Input records:
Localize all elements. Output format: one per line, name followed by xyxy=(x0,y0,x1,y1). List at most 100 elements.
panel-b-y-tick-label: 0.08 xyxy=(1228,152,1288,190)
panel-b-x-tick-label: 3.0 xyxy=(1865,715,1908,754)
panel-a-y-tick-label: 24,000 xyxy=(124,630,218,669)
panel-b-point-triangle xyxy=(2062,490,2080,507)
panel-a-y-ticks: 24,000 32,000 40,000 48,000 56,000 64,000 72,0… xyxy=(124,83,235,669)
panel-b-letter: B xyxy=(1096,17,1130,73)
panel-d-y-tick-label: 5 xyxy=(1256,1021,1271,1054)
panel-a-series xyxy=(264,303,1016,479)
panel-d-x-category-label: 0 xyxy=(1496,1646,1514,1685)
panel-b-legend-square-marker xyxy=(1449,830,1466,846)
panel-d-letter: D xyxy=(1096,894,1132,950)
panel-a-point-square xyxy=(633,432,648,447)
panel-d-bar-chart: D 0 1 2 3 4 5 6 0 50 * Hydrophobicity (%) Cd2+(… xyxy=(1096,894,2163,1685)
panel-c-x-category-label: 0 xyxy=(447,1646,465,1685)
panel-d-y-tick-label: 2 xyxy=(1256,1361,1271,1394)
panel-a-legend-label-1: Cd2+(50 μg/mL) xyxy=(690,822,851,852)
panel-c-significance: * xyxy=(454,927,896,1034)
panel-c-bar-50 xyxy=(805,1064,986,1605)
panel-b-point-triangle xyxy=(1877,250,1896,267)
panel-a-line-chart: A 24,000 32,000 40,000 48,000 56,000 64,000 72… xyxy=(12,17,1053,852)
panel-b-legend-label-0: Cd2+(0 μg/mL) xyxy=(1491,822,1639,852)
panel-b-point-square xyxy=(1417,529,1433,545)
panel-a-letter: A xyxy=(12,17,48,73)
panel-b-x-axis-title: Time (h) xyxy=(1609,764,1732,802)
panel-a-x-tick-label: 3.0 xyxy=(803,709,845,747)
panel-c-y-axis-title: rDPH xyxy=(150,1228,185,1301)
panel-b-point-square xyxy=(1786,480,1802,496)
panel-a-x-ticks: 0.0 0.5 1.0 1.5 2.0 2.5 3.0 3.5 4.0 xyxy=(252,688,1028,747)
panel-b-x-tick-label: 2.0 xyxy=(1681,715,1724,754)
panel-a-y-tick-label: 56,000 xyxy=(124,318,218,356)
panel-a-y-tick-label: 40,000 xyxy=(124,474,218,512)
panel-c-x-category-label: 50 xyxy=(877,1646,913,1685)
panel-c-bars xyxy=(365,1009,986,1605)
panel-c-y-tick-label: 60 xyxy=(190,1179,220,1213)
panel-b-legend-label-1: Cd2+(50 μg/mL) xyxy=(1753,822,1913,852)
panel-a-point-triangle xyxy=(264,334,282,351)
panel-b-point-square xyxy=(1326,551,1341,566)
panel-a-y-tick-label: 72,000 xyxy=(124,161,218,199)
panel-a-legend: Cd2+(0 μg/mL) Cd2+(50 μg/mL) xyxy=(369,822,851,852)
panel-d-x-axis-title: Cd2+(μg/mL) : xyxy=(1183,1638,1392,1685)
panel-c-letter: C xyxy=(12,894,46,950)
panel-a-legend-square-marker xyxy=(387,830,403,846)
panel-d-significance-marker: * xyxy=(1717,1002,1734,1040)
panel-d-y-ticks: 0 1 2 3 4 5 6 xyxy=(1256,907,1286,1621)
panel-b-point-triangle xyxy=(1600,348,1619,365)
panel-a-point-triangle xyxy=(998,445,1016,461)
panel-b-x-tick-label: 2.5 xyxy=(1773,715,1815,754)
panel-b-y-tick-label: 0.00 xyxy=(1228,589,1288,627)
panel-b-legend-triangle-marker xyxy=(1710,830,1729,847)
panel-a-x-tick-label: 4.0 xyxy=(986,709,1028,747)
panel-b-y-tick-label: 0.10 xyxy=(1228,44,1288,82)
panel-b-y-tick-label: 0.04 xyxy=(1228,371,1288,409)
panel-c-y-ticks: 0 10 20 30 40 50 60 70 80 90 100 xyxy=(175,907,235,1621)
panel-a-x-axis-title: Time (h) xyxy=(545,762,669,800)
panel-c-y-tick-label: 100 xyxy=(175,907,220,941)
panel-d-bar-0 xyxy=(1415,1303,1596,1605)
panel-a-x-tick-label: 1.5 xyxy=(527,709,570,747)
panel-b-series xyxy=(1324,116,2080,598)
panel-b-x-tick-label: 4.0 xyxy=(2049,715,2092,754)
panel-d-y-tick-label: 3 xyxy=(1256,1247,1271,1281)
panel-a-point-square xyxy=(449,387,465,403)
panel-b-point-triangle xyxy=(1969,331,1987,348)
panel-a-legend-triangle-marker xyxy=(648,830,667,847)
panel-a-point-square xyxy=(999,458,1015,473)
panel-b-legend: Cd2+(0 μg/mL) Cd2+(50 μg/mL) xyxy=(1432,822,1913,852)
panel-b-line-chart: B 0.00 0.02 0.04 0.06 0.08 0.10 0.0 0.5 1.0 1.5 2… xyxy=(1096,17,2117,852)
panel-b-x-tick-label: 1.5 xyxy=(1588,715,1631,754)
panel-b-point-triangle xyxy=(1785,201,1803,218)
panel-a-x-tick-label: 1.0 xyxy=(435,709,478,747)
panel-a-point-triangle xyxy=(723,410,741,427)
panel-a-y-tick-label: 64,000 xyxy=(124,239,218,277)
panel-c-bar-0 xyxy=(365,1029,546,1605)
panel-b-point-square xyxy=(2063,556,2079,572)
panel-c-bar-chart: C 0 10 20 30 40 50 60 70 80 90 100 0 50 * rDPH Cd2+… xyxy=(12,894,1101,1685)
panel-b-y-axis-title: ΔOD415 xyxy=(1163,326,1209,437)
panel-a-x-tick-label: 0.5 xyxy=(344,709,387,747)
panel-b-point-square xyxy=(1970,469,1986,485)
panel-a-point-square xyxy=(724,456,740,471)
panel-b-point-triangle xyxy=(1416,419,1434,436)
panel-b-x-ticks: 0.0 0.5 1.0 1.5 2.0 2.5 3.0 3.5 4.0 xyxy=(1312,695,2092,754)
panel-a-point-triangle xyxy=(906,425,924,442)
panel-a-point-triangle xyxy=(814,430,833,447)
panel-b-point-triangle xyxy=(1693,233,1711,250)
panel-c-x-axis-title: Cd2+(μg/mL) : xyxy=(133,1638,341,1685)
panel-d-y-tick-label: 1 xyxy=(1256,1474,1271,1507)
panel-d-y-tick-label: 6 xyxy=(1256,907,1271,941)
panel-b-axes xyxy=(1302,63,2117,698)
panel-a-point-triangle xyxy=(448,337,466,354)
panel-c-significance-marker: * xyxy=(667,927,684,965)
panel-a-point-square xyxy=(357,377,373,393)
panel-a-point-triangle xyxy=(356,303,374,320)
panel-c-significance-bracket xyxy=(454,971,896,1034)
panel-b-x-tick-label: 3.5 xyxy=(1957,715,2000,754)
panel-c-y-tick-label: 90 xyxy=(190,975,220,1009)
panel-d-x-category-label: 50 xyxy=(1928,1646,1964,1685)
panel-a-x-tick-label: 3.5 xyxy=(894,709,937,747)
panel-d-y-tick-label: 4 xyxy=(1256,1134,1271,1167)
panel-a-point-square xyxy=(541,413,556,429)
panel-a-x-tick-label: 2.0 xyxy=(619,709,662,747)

Task requirements: Retype every item above word for word, keeping each one on its own line.

Exercise result:
Localize all elements. Output format: one per line, name followed by xyxy=(x0,y0,x1,y1). List at most 100 elements.
panel-b-y-tick-label: 0.08 xyxy=(1228,152,1288,190)
panel-b-x-tick-label: 3.0 xyxy=(1865,715,1908,754)
panel-a-y-tick-label: 24,000 xyxy=(124,630,218,669)
panel-b-point-triangle xyxy=(2062,490,2080,507)
panel-a-y-ticks: 24,000 32,000 40,000 48,000 56,000 64,000 72,0… xyxy=(124,83,235,669)
panel-b-letter: B xyxy=(1096,17,1130,73)
panel-d-y-tick-label: 5 xyxy=(1256,1021,1271,1054)
panel-a-series xyxy=(264,303,1016,479)
panel-d-x-category-label: 0 xyxy=(1496,1646,1514,1685)
panel-b-legend-square-marker xyxy=(1449,830,1466,846)
panel-d-letter: D xyxy=(1096,894,1132,950)
panel-a-point-square xyxy=(633,432,648,447)
panel-d-bar-chart: D 0 1 2 3 4 5 6 0 50 * Hydrophobicity (%) Cd2+(… xyxy=(1096,894,2163,1685)
panel-c-x-category-label: 0 xyxy=(447,1646,465,1685)
panel-d-y-tick-label: 2 xyxy=(1256,1361,1271,1394)
panel-a-legend-label-1: Cd2+(50 μg/mL) xyxy=(690,822,851,852)
panel-c-significance: * xyxy=(454,927,896,1034)
panel-c-bar-50 xyxy=(805,1064,986,1605)
panel-b-point-triangle xyxy=(1877,250,1896,267)
panel-a-line-chart: A 24,000 32,000 40,000 48,000 56,000 64,000 72… xyxy=(12,17,1053,852)
panel-b-legend-label-0: Cd2+(0 μg/mL) xyxy=(1491,822,1639,852)
panel-b-point-square xyxy=(1417,529,1433,545)
panel-a-letter: A xyxy=(12,17,48,73)
panel-b-x-axis-title: Time (h) xyxy=(1609,764,1732,802)
panel-a-x-tick-label: 3.0 xyxy=(803,709,845,747)
panel-c-y-axis-title: rDPH xyxy=(150,1228,185,1301)
panel-b-point-square xyxy=(1786,480,1802,496)
panel-a-x-ticks: 0.0 0.5 1.0 1.5 2.0 2.5 3.0 3.5 4.0 xyxy=(252,688,1028,747)
panel-b-x-tick-label: 2.0 xyxy=(1681,715,1724,754)
panel-a-y-tick-label: 56,000 xyxy=(124,318,218,356)
panel-a-y-tick-label: 40,000 xyxy=(124,474,218,512)
panel-c-x-category-label: 50 xyxy=(877,1646,913,1685)
panel-c-bars xyxy=(365,1009,986,1605)
panel-c-y-tick-label: 60 xyxy=(190,1179,220,1213)
panel-b-legend-label-1: Cd2+(50 μg/mL) xyxy=(1753,822,1913,852)
panel-a-point-triangle xyxy=(264,334,282,351)
panel-b-point-square xyxy=(1326,551,1341,566)
panel-a-y-tick-label: 72,000 xyxy=(124,161,218,199)
panel-a-legend: Cd2+(0 μg/mL) Cd2+(50 μg/mL) xyxy=(369,822,851,852)
panel-d-x-axis-title: Cd2+(μg/mL) : xyxy=(1183,1638,1392,1685)
panel-c-letter: C xyxy=(12,894,46,950)
panel-a-legend-square-marker xyxy=(387,830,403,846)
panel-d-significance-marker: * xyxy=(1717,1002,1734,1040)
panel-d-y-ticks: 0 1 2 3 4 5 6 xyxy=(1256,907,1286,1621)
panel-b-point-triangle xyxy=(1600,348,1619,365)
panel-a-point-triangle xyxy=(998,445,1016,461)
panel-b-x-tick-label: 2.5 xyxy=(1773,715,1815,754)
panel-b-y-tick-label: 0.00 xyxy=(1228,589,1288,627)
panel-b-legend-triangle-marker xyxy=(1710,830,1729,847)
panel-a-x-tick-label: 4.0 xyxy=(986,709,1028,747)
panel-b-y-tick-label: 0.10 xyxy=(1228,44,1288,82)
panel-b-y-tick-label: 0.04 xyxy=(1228,371,1288,409)
panel-c-y-ticks: 0 10 20 30 40 50 60 70 80 90 100 xyxy=(175,907,235,1621)
panel-a-x-axis-title: Time (h) xyxy=(545,762,669,800)
panel-c-y-tick-label: 100 xyxy=(175,907,220,941)
panel-d-bar-0 xyxy=(1415,1303,1596,1605)
panel-a-x-tick-label: 1.5 xyxy=(527,709,570,747)
panel-b-series xyxy=(1324,116,2080,598)
panel-b-x-tick-label: 4.0 xyxy=(2049,715,2092,754)
panel-d-y-tick-label: 3 xyxy=(1256,1247,1271,1281)
panel-a-point-square xyxy=(449,387,465,403)
panel-b-point-triangle xyxy=(1969,331,1987,348)
panel-a-legend-triangle-marker xyxy=(648,830,667,847)
panel-a-point-square xyxy=(999,458,1015,473)
panel-b-legend: Cd2+(0 μg/mL) Cd2+(50 μg/mL) xyxy=(1432,822,1913,852)
panel-b-line-chart: B 0.00 0.02 0.04 0.06 0.08 0.10 0.0 0.5 1.0 1.5 2… xyxy=(1096,17,2117,852)
panel-b-x-tick-label: 1.5 xyxy=(1588,715,1631,754)
panel-b-point-triangle xyxy=(1785,201,1803,218)
panel-a-x-tick-label: 1.0 xyxy=(435,709,478,747)
panel-a-point-triangle xyxy=(723,410,741,427)
panel-a-y-tick-label: 64,000 xyxy=(124,239,218,277)
panel-c-bar-0 xyxy=(365,1029,546,1605)
panel-b-point-square xyxy=(2063,556,2079,572)
panel-c-bar-chart: C 0 10 20 30 40 50 60 70 80 90 100 0 50 * rDPH Cd2+… xyxy=(12,894,1101,1685)
panel-b-y-axis-title: ΔOD415 xyxy=(1163,326,1209,437)
panel-a-x-tick-label: 0.5 xyxy=(344,709,387,747)
panel-b-point-square xyxy=(1970,469,1986,485)
panel-a-point-square xyxy=(724,456,740,471)
panel-b-point-triangle xyxy=(1416,419,1434,436)
panel-b-x-ticks: 0.0 0.5 1.0 1.5 2.0 2.5 3.0 3.5 4.0 xyxy=(1312,695,2092,754)
panel-a-point-triangle xyxy=(906,425,924,442)
panel-a-point-triangle xyxy=(814,430,833,447)
panel-b-point-triangle xyxy=(1693,233,1711,250)
panel-c-x-axis-title: Cd2+(μg/mL) : xyxy=(133,1638,341,1685)
panel-d-y-tick-label: 1 xyxy=(1256,1474,1271,1507)
panel-d-y-tick-label: 6 xyxy=(1256,907,1271,941)
panel-b-axes xyxy=(1302,63,2117,698)
panel-a-point-triangle xyxy=(448,337,466,354)
panel-c-significance-marker: * xyxy=(667,927,684,965)
panel-a-point-square xyxy=(357,377,373,393)
panel-a-point-triangle xyxy=(356,303,374,320)
panel-c-significance-bracket xyxy=(454,971,896,1034)
panel-b-x-tick-label: 3.5 xyxy=(1957,715,2000,754)
panel-c-y-tick-label: 90 xyxy=(190,975,220,1009)
panel-d-x-category-label: 50 xyxy=(1928,1646,1964,1685)
panel-a-x-tick-label: 3.5 xyxy=(894,709,937,747)
panel-d-y-tick-label: 4 xyxy=(1256,1134,1271,1167)
panel-a-point-square xyxy=(541,413,556,429)
panel-a-x-tick-label: 2.0 xyxy=(619,709,662,747)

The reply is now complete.